• **ENUNCIADO A**: Transcreva o trecho do texto sobre o conto popular que vai de "Fazem parte de" até "número de ouvintes.", inclusive.

___ TRECHO DO TEXTO

CAPÍTULO III: O CONTO POPULAR

 

CAPÍTULO III: [1]O conto popular

 

A marca da oralidade

Fazem parte de um gênero originalmente oral, vivo e sonoro, destinado a um auditório que não sabe ler. A exposição deste tipo de narrativa é simples, segue uma sequencia lógica. O que conta é a ação dramática. Prende-se ao imaginário ou a memória coletiva, repertório comum ao maior número de ouvintes.

 

Bakhtin (1992, apud GUIMARÃES; BRANDÃO 2011, p. 85), esclarece que a enunciação humana mais primitiva, ainda que realizada por um organismo individual, é do, ponto de vista de seu conteúdo, de sua classificação, organizada fora do individuo pelas condições extra orgânica do meio social.  Logo, o conto deve ser visto não apenas como um fato individual, fruto de um narrador/enunciador que decide, por si, as variações que instaura em sua narrativa, mas como uma enunciação que tenta se adequar a um interlocutor real, que varia conforme o grupo, a hierarquia, os laços sociais/familiares.

 

Uma das marcas do conto popular é sua intenção de prender a atenção dos ouvintes, a ponto de contagiá-los a uma participação apreciativa, durante a própria enunciação. O narrador usa inflexões de voz, modulações melódicas, expressões fisionômicas e gestuais, buscando manter desperto o interesse dos ouvintes, realçando os pontos altos das narrativas, sempre num diálogo sintonizado com o auditório.

 

No Brasil, temos um conhecido personagem contador de contos: a Tia Nastácia de Monteiro Lobato, que, que mesmo sem se descolar do Sítio do Pica-Pau-Amarelo, com linguagem simples, contava às crianças suas histórias.

 

Camara Cascudo (1984, apud GUIMARÃES; BRANDÃO, 2011, p. 87), cita três elementos necessário para caracterizar um conto popular:

a.       Ambiente propício, que ofereça atmosfera tranquila para a evocação do ouvinte.

b.      Uso de expressões iniciais: Era uma vez... Aconteceu um dia...

c.       A narrativa deve ser viva e apaixonada, com a voz materializando as sucessivas fases da história, contada na ordem linear psicológica.

 

Partes constitutivas do conto

Segundo  Propp (1965-1970, apud GUIMARÃES; BRANDÃO, 2011, p. 92), os contos maravilhosos sempre atribuem as mesmas ações a personagens diferentes. E isto nos permite estudar os contos a partir das funções das personagens. As mesmas ações aparecem em num enredo, mudando, apenas os nomes e atributos dos que executam funções. As funções representam as partes constitutivas ou fundamentais do conto,  não levando em consideração aqueles que as executam, mas se agregando logicamente, por esferas, de acordo com que realizam as personagens.

 

Todo conto começa pela exposição de uma situação inicial, onde se enumeram os membros da família ou futuro herói, que apresentado pelo nome e descrição do seu estado. A abertura é seguida de cerca de 30 funções, que se sucedem segundo leis particulares e especificas, de acordo com a narrativa: conto maravilhoso, fábula, anedota.

______
___ MATERIAL DA TAREFA

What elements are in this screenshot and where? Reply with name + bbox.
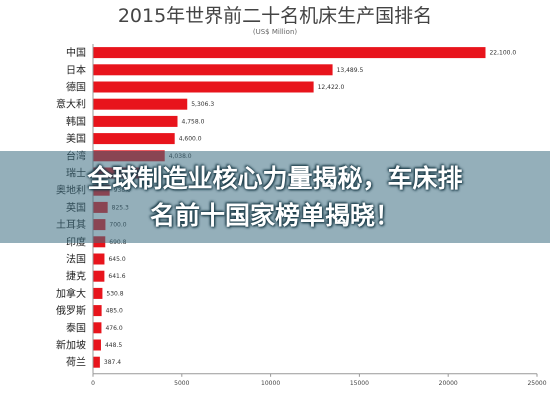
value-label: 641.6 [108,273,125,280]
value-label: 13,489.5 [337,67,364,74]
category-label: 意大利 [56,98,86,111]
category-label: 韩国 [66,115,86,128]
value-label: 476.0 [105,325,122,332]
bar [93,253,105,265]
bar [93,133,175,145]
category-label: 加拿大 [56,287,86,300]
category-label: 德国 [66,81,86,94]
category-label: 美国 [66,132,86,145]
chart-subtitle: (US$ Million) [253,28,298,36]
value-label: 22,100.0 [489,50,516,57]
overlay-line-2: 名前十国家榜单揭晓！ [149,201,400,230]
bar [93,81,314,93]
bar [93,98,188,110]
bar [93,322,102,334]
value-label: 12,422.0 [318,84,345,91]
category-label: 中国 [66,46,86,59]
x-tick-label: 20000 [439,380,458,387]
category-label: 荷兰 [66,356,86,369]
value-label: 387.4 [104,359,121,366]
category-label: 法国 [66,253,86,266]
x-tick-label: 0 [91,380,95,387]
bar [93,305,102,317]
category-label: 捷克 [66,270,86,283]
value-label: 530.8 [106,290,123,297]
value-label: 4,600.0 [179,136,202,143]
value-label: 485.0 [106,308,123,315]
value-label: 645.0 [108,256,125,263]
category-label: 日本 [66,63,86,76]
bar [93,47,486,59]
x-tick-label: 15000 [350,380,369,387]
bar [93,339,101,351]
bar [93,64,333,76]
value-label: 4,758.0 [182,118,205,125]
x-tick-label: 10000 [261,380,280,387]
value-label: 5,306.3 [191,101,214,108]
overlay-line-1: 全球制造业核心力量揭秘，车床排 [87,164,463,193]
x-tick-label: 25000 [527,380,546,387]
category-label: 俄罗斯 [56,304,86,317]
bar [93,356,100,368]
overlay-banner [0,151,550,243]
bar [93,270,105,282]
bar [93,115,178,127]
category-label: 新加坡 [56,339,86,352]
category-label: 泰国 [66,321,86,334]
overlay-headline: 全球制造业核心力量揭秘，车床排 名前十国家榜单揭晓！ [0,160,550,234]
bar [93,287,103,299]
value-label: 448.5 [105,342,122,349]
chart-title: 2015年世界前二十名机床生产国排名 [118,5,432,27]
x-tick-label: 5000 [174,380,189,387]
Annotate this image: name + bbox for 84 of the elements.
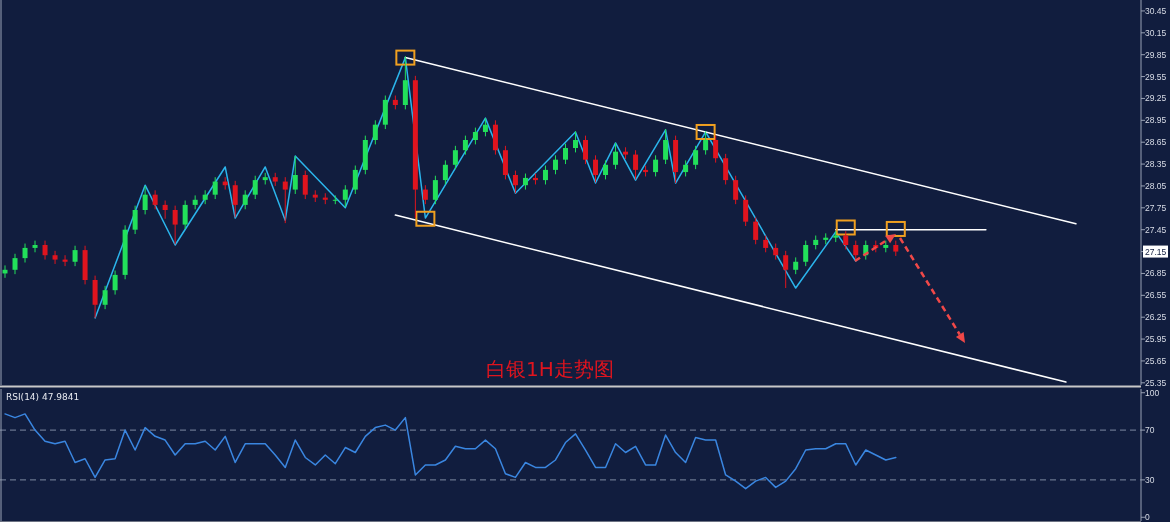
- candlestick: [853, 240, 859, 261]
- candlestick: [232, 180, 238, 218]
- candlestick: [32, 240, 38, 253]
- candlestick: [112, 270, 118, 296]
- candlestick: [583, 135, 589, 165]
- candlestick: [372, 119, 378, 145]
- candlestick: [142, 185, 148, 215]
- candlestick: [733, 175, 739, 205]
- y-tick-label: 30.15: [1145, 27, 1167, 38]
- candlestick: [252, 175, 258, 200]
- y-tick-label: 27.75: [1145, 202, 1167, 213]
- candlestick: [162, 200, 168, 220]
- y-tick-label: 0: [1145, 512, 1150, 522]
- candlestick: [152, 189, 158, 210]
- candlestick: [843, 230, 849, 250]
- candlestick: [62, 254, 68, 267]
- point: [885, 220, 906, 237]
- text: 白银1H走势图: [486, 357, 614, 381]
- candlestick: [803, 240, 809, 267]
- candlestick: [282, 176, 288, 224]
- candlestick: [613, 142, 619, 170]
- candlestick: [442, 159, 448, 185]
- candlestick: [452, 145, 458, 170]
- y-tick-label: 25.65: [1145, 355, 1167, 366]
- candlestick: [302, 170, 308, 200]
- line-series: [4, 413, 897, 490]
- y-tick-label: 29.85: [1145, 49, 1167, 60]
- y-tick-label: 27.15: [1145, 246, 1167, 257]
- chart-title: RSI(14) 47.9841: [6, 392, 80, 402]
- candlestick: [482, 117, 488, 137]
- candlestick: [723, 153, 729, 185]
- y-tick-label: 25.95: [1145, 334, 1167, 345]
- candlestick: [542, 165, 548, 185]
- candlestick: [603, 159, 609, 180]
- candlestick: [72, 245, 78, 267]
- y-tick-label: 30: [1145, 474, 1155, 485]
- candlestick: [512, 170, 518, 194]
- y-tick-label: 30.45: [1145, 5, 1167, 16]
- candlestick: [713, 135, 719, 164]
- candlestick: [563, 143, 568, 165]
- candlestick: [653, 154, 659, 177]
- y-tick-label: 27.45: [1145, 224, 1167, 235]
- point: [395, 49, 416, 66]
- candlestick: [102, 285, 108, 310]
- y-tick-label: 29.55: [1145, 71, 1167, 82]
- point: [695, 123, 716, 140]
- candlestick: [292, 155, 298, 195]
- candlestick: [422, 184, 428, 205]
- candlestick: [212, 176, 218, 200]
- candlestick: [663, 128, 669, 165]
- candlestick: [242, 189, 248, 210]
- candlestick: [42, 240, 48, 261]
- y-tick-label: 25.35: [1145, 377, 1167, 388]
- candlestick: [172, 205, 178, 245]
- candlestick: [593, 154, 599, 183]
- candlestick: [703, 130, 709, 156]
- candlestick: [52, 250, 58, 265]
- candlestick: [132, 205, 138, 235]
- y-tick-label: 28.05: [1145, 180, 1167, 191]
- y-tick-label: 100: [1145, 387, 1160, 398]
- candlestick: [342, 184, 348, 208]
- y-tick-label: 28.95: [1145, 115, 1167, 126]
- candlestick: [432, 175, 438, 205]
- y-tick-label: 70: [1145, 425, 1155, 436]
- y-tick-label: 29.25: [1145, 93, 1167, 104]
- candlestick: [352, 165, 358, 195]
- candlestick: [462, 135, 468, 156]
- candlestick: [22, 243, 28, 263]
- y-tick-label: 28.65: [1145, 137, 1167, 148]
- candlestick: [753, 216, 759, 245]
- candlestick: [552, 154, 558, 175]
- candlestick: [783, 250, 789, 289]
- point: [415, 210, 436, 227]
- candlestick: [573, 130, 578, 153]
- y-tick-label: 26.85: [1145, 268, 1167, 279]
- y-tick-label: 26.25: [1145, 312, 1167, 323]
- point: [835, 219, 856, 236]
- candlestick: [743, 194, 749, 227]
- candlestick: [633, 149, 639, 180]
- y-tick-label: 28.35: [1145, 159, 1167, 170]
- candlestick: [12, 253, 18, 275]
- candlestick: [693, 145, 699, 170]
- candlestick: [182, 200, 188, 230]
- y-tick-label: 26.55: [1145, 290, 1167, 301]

______

• **ENUNCIADO B**: Nas linhas de dados acima, reproduza palavra por palavra somente as que vão da linha com "- candlestick: [853, 240, 859, 261]" até a linha com "- line-series: [4, 413, 897, 490]", inclusive.

• **SOLUÇÃO A**:
Fazem parte de um gênero originalmente oral, vivo e sonoro, destinado a um auditório que não sabe ler. A exposição deste tipo de narrativa é simples, segue uma sequencia lógica. O que conta é a ação dramática. Prende-se ao imaginário ou a memória coletiva, repertório comum ao maior número de ouvintes.

• **SOLUÇÃO B**:
- candlestick: [853, 240, 859, 261]
- candlestick: [232, 180, 238, 218]
- candlestick: [32, 240, 38, 253]
- candlestick: [112, 270, 118, 296]
- candlestick: [583, 135, 589, 165]
- candlestick: [372, 119, 378, 145]
- candlestick: [142, 185, 148, 215]
- candlestick: [733, 175, 739, 205]
- y-tick-label: 30.15: [1145, 27, 1167, 38]
- candlestick: [252, 175, 258, 200]
- y-tick-label: 27.75: [1145, 202, 1167, 213]
- candlestick: [162, 200, 168, 220]
- y-tick-label: 0: [1145, 512, 1150, 522]
- candlestick: [152, 189, 158, 210]
- candlestick: [843, 230, 849, 250]
- candlestick: [62, 254, 68, 267]
- point: [885, 220, 906, 237]
- text: 白银1H走势图: [486, 357, 614, 381]
- candlestick: [803, 240, 809, 267]
- candlestick: [282, 176, 288, 224]
- candlestick: [613, 142, 619, 170]
- candlestick: [442, 159, 448, 185]
- candlestick: [452, 145, 458, 170]
- y-tick-label: 25.65: [1145, 355, 1167, 366]
- candlestick: [302, 170, 308, 200]
- line-series: [4, 413, 897, 490]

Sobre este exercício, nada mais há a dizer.